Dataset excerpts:
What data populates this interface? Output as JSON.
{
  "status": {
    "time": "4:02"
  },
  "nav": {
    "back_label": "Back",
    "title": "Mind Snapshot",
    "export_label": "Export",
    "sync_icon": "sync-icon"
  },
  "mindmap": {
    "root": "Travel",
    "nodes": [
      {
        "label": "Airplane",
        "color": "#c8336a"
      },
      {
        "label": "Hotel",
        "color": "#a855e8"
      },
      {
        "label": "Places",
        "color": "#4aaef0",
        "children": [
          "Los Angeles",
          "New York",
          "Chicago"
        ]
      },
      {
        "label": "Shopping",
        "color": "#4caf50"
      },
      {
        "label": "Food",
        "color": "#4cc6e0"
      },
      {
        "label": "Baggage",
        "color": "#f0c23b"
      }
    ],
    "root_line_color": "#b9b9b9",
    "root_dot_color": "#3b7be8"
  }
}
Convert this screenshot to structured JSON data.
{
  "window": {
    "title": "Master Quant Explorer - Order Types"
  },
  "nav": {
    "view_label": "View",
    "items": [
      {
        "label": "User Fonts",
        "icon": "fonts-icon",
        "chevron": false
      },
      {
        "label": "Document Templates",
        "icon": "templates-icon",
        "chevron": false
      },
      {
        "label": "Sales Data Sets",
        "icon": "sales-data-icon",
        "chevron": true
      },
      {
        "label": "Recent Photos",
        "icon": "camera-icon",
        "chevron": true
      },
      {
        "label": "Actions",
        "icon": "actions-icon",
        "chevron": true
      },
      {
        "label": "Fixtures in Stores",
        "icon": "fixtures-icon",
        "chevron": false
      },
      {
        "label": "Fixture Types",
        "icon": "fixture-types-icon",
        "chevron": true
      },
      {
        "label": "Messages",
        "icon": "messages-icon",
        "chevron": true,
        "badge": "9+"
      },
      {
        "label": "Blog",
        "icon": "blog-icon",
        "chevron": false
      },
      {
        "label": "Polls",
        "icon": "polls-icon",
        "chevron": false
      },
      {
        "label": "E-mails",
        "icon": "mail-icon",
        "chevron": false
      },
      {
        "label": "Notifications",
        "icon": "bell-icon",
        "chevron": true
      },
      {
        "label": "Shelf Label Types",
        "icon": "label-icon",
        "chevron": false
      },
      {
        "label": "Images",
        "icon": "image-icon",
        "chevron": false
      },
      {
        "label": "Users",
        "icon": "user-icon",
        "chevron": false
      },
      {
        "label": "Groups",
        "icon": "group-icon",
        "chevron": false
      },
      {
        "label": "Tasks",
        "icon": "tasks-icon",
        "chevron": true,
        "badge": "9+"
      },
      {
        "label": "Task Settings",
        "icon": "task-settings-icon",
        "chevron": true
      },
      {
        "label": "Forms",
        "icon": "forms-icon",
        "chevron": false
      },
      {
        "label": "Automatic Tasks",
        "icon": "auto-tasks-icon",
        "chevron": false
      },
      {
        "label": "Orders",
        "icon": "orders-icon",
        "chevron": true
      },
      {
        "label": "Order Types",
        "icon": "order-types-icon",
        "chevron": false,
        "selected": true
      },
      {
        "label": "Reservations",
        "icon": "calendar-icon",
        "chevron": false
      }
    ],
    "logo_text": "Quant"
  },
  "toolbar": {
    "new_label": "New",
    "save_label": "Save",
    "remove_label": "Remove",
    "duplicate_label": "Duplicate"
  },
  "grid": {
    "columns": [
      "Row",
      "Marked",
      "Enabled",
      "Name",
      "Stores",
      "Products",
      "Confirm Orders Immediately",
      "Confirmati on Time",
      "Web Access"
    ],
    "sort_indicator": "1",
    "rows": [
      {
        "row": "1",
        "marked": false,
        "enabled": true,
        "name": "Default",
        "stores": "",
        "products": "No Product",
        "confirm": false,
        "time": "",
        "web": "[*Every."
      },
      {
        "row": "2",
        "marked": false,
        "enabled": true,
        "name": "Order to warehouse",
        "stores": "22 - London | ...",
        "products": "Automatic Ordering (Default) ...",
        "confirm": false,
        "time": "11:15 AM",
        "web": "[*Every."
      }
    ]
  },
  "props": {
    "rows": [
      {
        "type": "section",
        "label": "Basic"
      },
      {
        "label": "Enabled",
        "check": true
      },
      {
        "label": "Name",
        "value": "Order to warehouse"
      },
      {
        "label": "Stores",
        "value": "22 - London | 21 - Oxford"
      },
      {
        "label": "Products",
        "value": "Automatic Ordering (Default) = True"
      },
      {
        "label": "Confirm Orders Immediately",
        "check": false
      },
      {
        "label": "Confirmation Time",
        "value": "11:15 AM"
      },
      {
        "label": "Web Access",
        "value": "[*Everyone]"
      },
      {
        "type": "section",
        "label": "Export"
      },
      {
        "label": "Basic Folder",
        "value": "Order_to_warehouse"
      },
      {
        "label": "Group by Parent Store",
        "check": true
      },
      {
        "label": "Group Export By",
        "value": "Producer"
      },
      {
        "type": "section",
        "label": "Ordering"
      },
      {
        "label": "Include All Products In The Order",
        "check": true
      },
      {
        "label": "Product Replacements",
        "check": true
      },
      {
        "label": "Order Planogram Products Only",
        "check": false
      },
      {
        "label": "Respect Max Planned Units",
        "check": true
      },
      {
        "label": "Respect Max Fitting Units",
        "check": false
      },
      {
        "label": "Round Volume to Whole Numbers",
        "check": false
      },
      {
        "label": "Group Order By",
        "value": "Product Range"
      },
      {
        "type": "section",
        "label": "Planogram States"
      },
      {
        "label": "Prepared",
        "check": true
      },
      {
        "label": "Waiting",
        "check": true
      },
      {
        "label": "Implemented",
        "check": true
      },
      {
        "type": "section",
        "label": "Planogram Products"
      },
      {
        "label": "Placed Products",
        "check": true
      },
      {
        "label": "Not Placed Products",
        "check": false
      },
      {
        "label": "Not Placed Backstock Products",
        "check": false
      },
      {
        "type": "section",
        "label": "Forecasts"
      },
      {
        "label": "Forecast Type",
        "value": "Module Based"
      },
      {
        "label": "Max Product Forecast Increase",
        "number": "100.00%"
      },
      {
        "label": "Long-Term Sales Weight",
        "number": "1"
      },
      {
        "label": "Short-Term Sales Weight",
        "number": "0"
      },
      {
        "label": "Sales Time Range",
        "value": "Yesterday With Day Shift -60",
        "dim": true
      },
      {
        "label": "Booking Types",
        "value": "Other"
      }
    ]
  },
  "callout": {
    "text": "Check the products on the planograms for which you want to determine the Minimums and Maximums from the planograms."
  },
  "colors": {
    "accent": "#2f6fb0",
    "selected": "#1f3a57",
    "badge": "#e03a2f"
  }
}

■ What the task asks ■
Above are the entries; count how many of their lines contain the word "Default" and give only that number.

■ Answer to this problem ■
3